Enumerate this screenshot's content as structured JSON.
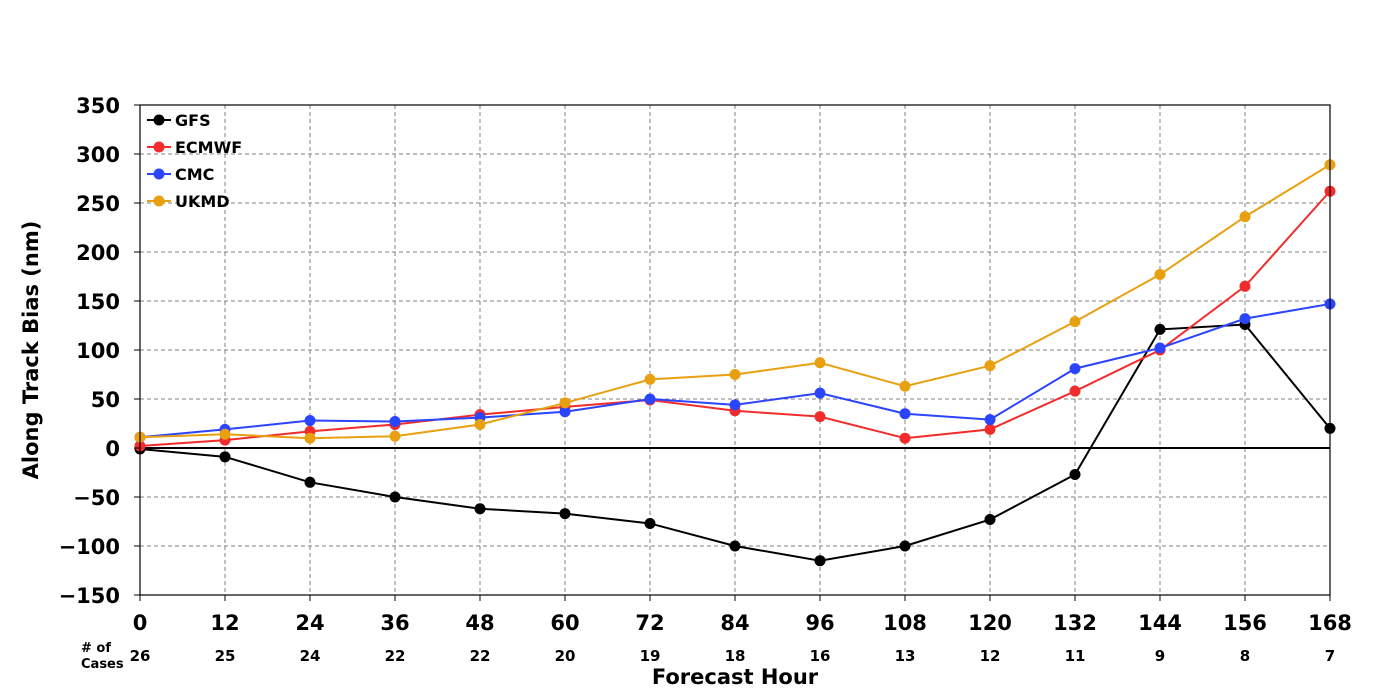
{
  "chart_data": {
    "type": "line",
    "xlabel": "Forecast Hour",
    "ylabel": "Along Track Bias (nm)",
    "x": [
      0,
      12,
      24,
      36,
      48,
      60,
      72,
      84,
      96,
      108,
      120,
      132,
      144,
      156,
      168
    ],
    "xlim": [
      0,
      168
    ],
    "ylim": [
      -150,
      350
    ],
    "yticks": [
      -150,
      -100,
      -50,
      0,
      50,
      100,
      150,
      200,
      250,
      300,
      350
    ],
    "ytick_labels": [
      "−150",
      "−100",
      "−50",
      "0",
      "50",
      "100",
      "150",
      "200",
      "250",
      "300",
      "350"
    ],
    "grid": true,
    "legend_position": "top-left",
    "cases_label": [
      "# of",
      "Cases"
    ],
    "cases": [
      26,
      25,
      24,
      22,
      22,
      20,
      19,
      18,
      16,
      13,
      12,
      11,
      9,
      8,
      7
    ],
    "series": [
      {
        "name": "GFS",
        "color": "#000000",
        "values": [
          -1,
          -9,
          -35,
          -50,
          -62,
          -67,
          -77,
          -100,
          -115,
          -100,
          -73,
          -27,
          121,
          126,
          20
        ]
      },
      {
        "name": "ECMWF",
        "color": "#f22c2c",
        "values": [
          2,
          8,
          17,
          24,
          34,
          42,
          49,
          38,
          32,
          10,
          19,
          58,
          100,
          165,
          262
        ]
      },
      {
        "name": "CMC",
        "color": "#2b44ff",
        "values": [
          11,
          19,
          28,
          27,
          31,
          37,
          50,
          44,
          56,
          35,
          29,
          81,
          102,
          132,
          147
        ]
      },
      {
        "name": "UKMD",
        "color": "#e9a010",
        "values": [
          11,
          14,
          10,
          12,
          24,
          46,
          70,
          75,
          87,
          63,
          84,
          129,
          177,
          236,
          289
        ]
      }
    ]
  }
}
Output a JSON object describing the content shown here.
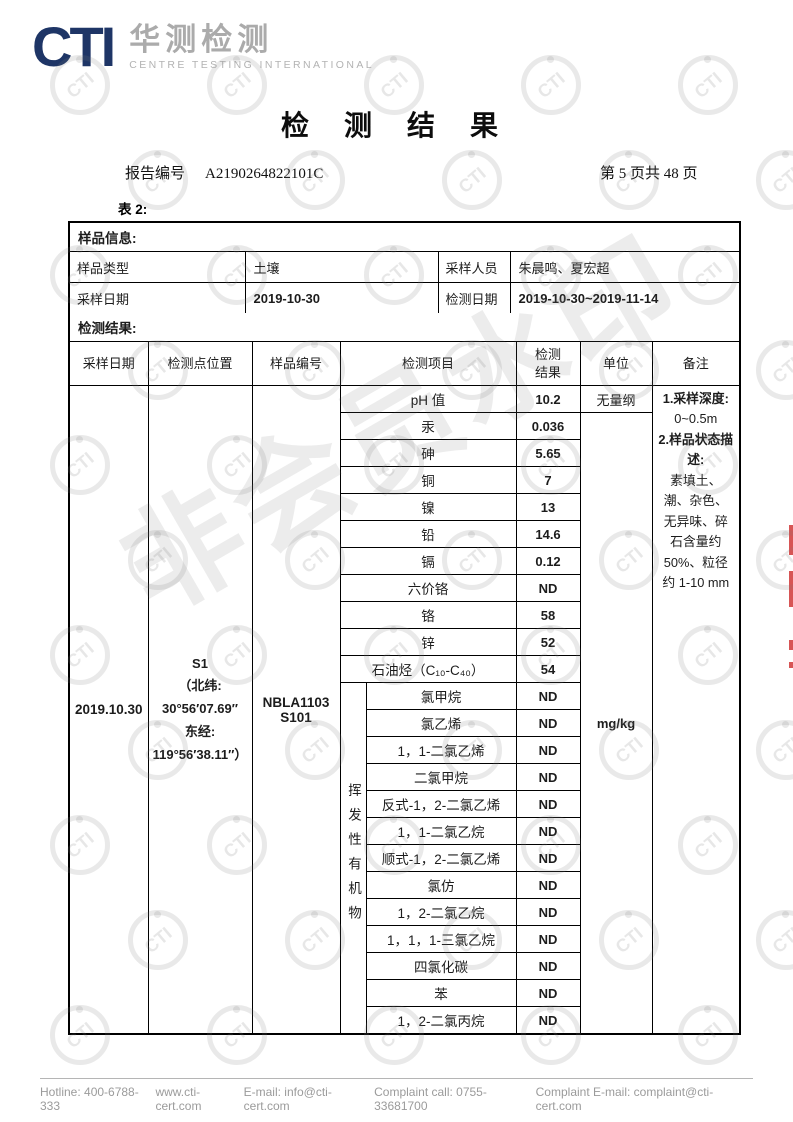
{
  "logo": {
    "abbr": "CTI",
    "cn": "华测检测",
    "en": "CENTRE TESTING INTERNATIONAL",
    "navy": "#1e3566",
    "green": "#a3c53a"
  },
  "title": "检 测 结 果",
  "report": {
    "label": "报告编号",
    "number": "A2190264822101C",
    "page_info": "第 5 页共 48 页"
  },
  "table_label": "表 2:",
  "sample_info": {
    "section_title": "样品信息:",
    "rows": [
      {
        "l1": "样品类型",
        "v1": "土壤",
        "l2": "采样人员",
        "v2": "朱晨鸣、夏宏超"
      },
      {
        "l1": "采样日期",
        "v1": "2019-10-30",
        "l2": "检测日期",
        "v2": "2019-10-30~2019-11-14"
      }
    ]
  },
  "results": {
    "section_title": "检测结果:",
    "headers": [
      "采样日期",
      "检测点位置",
      "样品编号",
      "检测项目",
      "检测\n结果",
      "单位",
      "备注"
    ],
    "sampling_date": "2019.10.30",
    "location": "S1\n（北纬:\n30°56′07.69″\n东经:\n119°56′38.11″）",
    "sample_no": "NBLA1103\nS101",
    "voc_group_label": "挥发性有机物",
    "unit_merged": "mg/kg",
    "items": [
      {
        "name": "pH 值",
        "value": "10.2",
        "unit": "无量纲"
      },
      {
        "name": "汞",
        "value": "0.036"
      },
      {
        "name": "砷",
        "value": "5.65"
      },
      {
        "name": "铜",
        "value": "7"
      },
      {
        "name": "镍",
        "value": "13"
      },
      {
        "name": "铅",
        "value": "14.6"
      },
      {
        "name": "镉",
        "value": "0.12"
      },
      {
        "name": "六价铬",
        "value": "ND"
      },
      {
        "name": "铬",
        "value": "58"
      },
      {
        "name": "锌",
        "value": "52"
      },
      {
        "name": "石油烃（C₁₀-C₄₀）",
        "value": "54"
      },
      {
        "name": "氯甲烷",
        "value": "ND"
      },
      {
        "name": "氯乙烯",
        "value": "ND"
      },
      {
        "name": "1，1-二氯乙烯",
        "value": "ND"
      },
      {
        "name": "二氯甲烷",
        "value": "ND"
      },
      {
        "name": "反式-1，2-二氯乙烯",
        "value": "ND"
      },
      {
        "name": "1，1-二氯乙烷",
        "value": "ND"
      },
      {
        "name": "顺式-1，2-二氯乙烯",
        "value": "ND"
      },
      {
        "name": "氯仿",
        "value": "ND"
      },
      {
        "name": "1，2-二氯乙烷",
        "value": "ND"
      },
      {
        "name": "1，1，1-三氯乙烷",
        "value": "ND"
      },
      {
        "name": "四氯化碳",
        "value": "ND"
      },
      {
        "name": "苯",
        "value": "ND"
      },
      {
        "name": "1，2-二氯丙烷",
        "value": "ND"
      }
    ],
    "remark": {
      "p1_label": "1.采样深度:",
      "p1_text": "0~0.5m",
      "p2_label": "2.样品状态描述:",
      "p2_text": "素填土、潮、杂色、无异味、碎石含量约 50%、粒径约 1-10 mm"
    }
  },
  "watermark": {
    "stamp_text": "CTI",
    "diagonal_text": "非会员水印"
  },
  "footer": {
    "items": [
      "Hotline: 400-6788-333",
      "www.cti-cert.com",
      "E-mail: info@cti-cert.com",
      "Complaint call: 0755-33681700",
      "Complaint E-mail: complaint@cti-cert.com"
    ]
  }
}
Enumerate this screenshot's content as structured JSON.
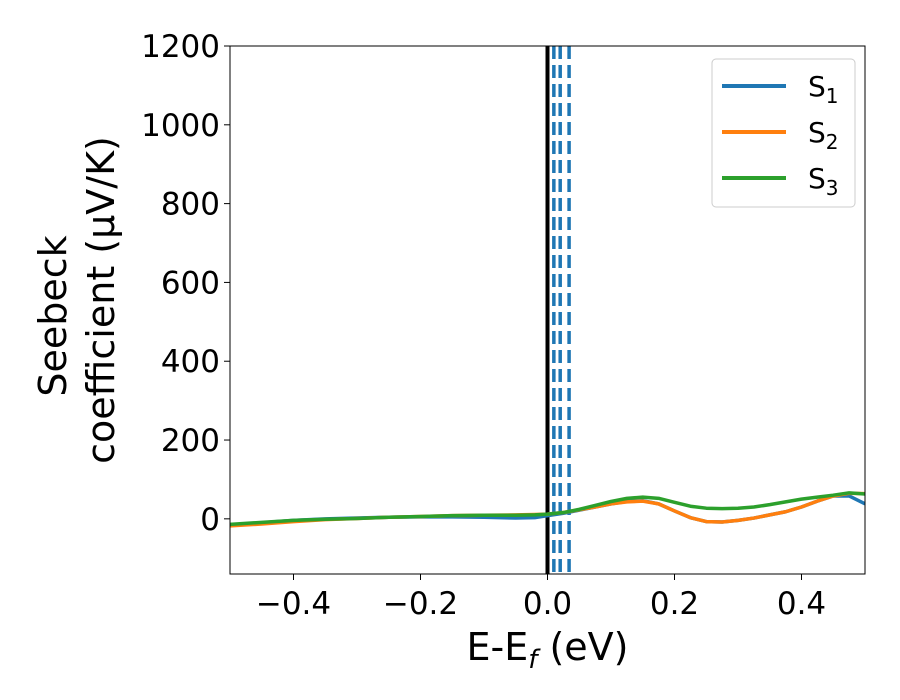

The request —
State the count of lines in the data holding the word "二氯乙烯", adding nothing to it.

Completed exercise —
3